Items from a data source:
◇ ◇ ◇ ◇
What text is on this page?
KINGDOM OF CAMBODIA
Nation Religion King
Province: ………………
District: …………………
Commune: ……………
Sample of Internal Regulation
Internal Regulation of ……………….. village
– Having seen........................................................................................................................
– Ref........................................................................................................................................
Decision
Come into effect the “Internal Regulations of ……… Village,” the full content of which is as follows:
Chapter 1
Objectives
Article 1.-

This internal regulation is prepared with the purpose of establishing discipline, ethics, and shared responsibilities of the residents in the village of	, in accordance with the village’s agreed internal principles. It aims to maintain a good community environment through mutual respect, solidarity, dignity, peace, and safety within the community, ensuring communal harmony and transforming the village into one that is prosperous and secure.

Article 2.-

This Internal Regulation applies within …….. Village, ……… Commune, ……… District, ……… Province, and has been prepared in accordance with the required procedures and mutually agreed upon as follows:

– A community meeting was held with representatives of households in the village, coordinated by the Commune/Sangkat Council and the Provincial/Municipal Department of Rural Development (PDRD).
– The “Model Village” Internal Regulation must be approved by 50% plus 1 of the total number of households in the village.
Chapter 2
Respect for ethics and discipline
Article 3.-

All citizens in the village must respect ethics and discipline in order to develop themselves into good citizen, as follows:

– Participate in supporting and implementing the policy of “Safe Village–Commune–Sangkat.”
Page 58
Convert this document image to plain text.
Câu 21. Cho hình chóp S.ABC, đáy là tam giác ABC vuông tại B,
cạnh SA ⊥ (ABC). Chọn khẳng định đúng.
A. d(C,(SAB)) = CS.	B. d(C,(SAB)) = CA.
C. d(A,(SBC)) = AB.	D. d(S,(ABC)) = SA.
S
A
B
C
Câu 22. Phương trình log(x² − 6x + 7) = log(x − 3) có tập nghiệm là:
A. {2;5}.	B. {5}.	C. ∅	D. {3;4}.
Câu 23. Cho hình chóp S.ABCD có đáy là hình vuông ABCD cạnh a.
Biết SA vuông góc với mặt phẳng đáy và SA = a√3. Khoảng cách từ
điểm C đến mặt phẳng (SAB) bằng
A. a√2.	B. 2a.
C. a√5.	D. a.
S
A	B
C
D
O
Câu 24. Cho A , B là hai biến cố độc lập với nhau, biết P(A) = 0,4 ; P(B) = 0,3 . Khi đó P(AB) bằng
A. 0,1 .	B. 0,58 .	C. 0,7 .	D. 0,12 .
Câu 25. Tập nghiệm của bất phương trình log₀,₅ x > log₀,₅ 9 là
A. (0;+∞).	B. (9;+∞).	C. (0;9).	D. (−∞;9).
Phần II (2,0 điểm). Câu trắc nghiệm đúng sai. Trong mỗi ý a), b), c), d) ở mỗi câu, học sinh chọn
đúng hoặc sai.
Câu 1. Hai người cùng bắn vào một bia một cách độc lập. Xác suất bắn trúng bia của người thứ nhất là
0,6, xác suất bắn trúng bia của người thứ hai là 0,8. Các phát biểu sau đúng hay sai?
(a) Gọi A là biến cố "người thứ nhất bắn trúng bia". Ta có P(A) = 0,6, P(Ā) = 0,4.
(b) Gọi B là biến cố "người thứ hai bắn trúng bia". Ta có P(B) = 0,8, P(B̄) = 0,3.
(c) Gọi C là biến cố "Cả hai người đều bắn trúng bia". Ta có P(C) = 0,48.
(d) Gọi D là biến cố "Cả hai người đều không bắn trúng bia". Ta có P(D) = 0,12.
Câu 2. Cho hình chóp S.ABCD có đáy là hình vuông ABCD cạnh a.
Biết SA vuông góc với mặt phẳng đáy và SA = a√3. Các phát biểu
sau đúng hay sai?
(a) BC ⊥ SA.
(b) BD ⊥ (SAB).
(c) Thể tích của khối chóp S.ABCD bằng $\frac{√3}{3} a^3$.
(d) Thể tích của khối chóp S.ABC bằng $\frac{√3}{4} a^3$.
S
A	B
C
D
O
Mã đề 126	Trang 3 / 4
◇ ◇ ◇ ◇
Recite the full listing above exactly.

What text is on this page?
KINGDOM OF CAMBODIA
Nation Religion King
Province: ………………
District: …………………
Commune: ……………
Sample of Internal Regulation
Internal Regulation of ……………….. village
– Having seen........................................................................................................................
– Ref........................................................................................................................................
Decision
Come into effect the “Internal Regulations of ……… Village,” the full content of which is as follows:
Chapter 1
Objectives
Article 1.-

This internal regulation is prepared with the purpose of establishing discipline, ethics, and shared responsibilities of the residents in the village of	, in accordance with the village’s agreed internal principles. It aims to maintain a good community environment through mutual respect, solidarity, dignity, peace, and safety within the community, ensuring communal harmony and transforming the village into one that is prosperous and secure.

Article 2.-

This Internal Regulation applies within …….. Village, ……… Commune, ……… District, ……… Province, and has been prepared in accordance with the required procedures and mutually agreed upon as follows:

– A community meeting was held with representatives of households in the village, coordinated by the Commune/Sangkat Council and the Provincial/Municipal Department of Rural Development (PDRD).
– The “Model Village” Internal Regulation must be approved by 50% plus 1 of the total number of households in the village.
Chapter 2
Respect for ethics and discipline
Article 3.-

All citizens in the village must respect ethics and discipline in order to develop themselves into good citizen, as follows:

– Participate in supporting and implementing the policy of “Safe Village–Commune–Sangkat.”
Page 58
Convert this document image to plain text.
Câu 21. Cho hình chóp S.ABC, đáy là tam giác ABC vuông tại B,
cạnh SA ⊥ (ABC). Chọn khẳng định đúng.
A. d(C,(SAB)) = CS.	B. d(C,(SAB)) = CA.
C. d(A,(SBC)) = AB.	D. d(S,(ABC)) = SA.
S
A
B
C
Câu 22. Phương trình log(x² − 6x + 7) = log(x − 3) có tập nghiệm là:
A. {2;5}.	B. {5}.	C. ∅	D. {3;4}.
Câu 23. Cho hình chóp S.ABCD có đáy là hình vuông ABCD cạnh a.
Biết SA vuông góc với mặt phẳng đáy và SA = a√3. Khoảng cách từ
điểm C đến mặt phẳng (SAB) bằng
A. a√2.	B. 2a.
C. a√5.	D. a.
S
A	B
C
D
O
Câu 24. Cho A , B là hai biến cố độc lập với nhau, biết P(A) = 0,4 ; P(B) = 0,3 . Khi đó P(AB) bằng
A. 0,1 .	B. 0,58 .	C. 0,7 .	D. 0,12 .
Câu 25. Tập nghiệm của bất phương trình log₀,₅ x > log₀,₅ 9 là
A. (0;+∞).	B. (9;+∞).	C. (0;9).	D. (−∞;9).
Phần II (2,0 điểm). Câu trắc nghiệm đúng sai. Trong mỗi ý a), b), c), d) ở mỗi câu, học sinh chọn
đúng hoặc sai.
Câu 1. Hai người cùng bắn vào một bia một cách độc lập. Xác suất bắn trúng bia của người thứ nhất là
0,6, xác suất bắn trúng bia của người thứ hai là 0,8. Các phát biểu sau đúng hay sai?
(a) Gọi A là biến cố "người thứ nhất bắn trúng bia". Ta có P(A) = 0,6, P(Ā) = 0,4.
(b) Gọi B là biến cố "người thứ hai bắn trúng bia". Ta có P(B) = 0,8, P(B̄) = 0,3.
(c) Gọi C là biến cố "Cả hai người đều bắn trúng bia". Ta có P(C) = 0,48.
(d) Gọi D là biến cố "Cả hai người đều không bắn trúng bia". Ta có P(D) = 0,12.
Câu 2. Cho hình chóp S.ABCD có đáy là hình vuông ABCD cạnh a.
Biết SA vuông góc với mặt phẳng đáy và SA = a√3. Các phát biểu
sau đúng hay sai?
(a) BC ⊥ SA.
(b) BD ⊥ (SAB).
(c) Thể tích của khối chóp S.ABCD bằng $\frac{√3}{3} a^3$.
(d) Thể tích của khối chóp S.ABC bằng $\frac{√3}{4} a^3$.
S
A	B
C
D
O
Mã đề 126	Trang 3 / 4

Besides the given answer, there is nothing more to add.